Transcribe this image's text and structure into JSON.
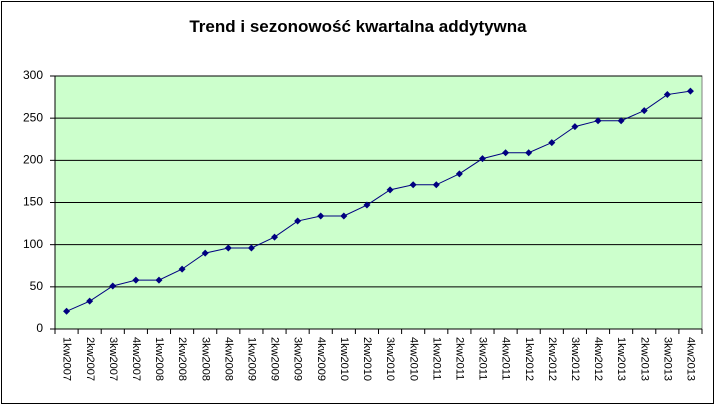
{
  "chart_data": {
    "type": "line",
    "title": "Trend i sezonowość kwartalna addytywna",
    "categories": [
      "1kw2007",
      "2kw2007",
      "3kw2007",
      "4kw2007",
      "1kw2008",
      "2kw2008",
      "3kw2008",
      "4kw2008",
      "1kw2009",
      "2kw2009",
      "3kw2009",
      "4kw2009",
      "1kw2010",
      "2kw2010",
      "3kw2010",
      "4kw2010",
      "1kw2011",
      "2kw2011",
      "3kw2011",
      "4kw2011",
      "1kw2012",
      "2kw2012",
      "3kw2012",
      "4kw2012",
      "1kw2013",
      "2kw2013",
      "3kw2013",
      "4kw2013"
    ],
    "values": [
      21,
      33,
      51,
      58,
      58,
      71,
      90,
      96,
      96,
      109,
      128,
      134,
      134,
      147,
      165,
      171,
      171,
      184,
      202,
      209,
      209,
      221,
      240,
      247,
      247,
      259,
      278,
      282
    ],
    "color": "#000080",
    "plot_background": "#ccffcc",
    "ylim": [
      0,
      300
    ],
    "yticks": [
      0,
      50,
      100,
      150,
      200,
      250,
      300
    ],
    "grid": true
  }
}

___

* _Exercise task_: Write out the entries again, exactly as given, skipping any images.

* _Expected output_:
Transcribe this image's text and structure into JSON.
{
  "chart_data": {
    "type": "line",
    "title": "Trend i sezonowość kwartalna addytywna",
    "categories": [
      "1kw2007",
      "2kw2007",
      "3kw2007",
      "4kw2007",
      "1kw2008",
      "2kw2008",
      "3kw2008",
      "4kw2008",
      "1kw2009",
      "2kw2009",
      "3kw2009",
      "4kw2009",
      "1kw2010",
      "2kw2010",
      "3kw2010",
      "4kw2010",
      "1kw2011",
      "2kw2011",
      "3kw2011",
      "4kw2011",
      "1kw2012",
      "2kw2012",
      "3kw2012",
      "4kw2012",
      "1kw2013",
      "2kw2013",
      "3kw2013",
      "4kw2013"
    ],
    "values": [
      21,
      33,
      51,
      58,
      58,
      71,
      90,
      96,
      96,
      109,
      128,
      134,
      134,
      147,
      165,
      171,
      171,
      184,
      202,
      209,
      209,
      221,
      240,
      247,
      247,
      259,
      278,
      282
    ],
    "color": "#000080",
    "plot_background": "#ccffcc",
    "ylim": [
      0,
      300
    ],
    "yticks": [
      0,
      50,
      100,
      150,
      200,
      250,
      300
    ],
    "grid": true
  }
}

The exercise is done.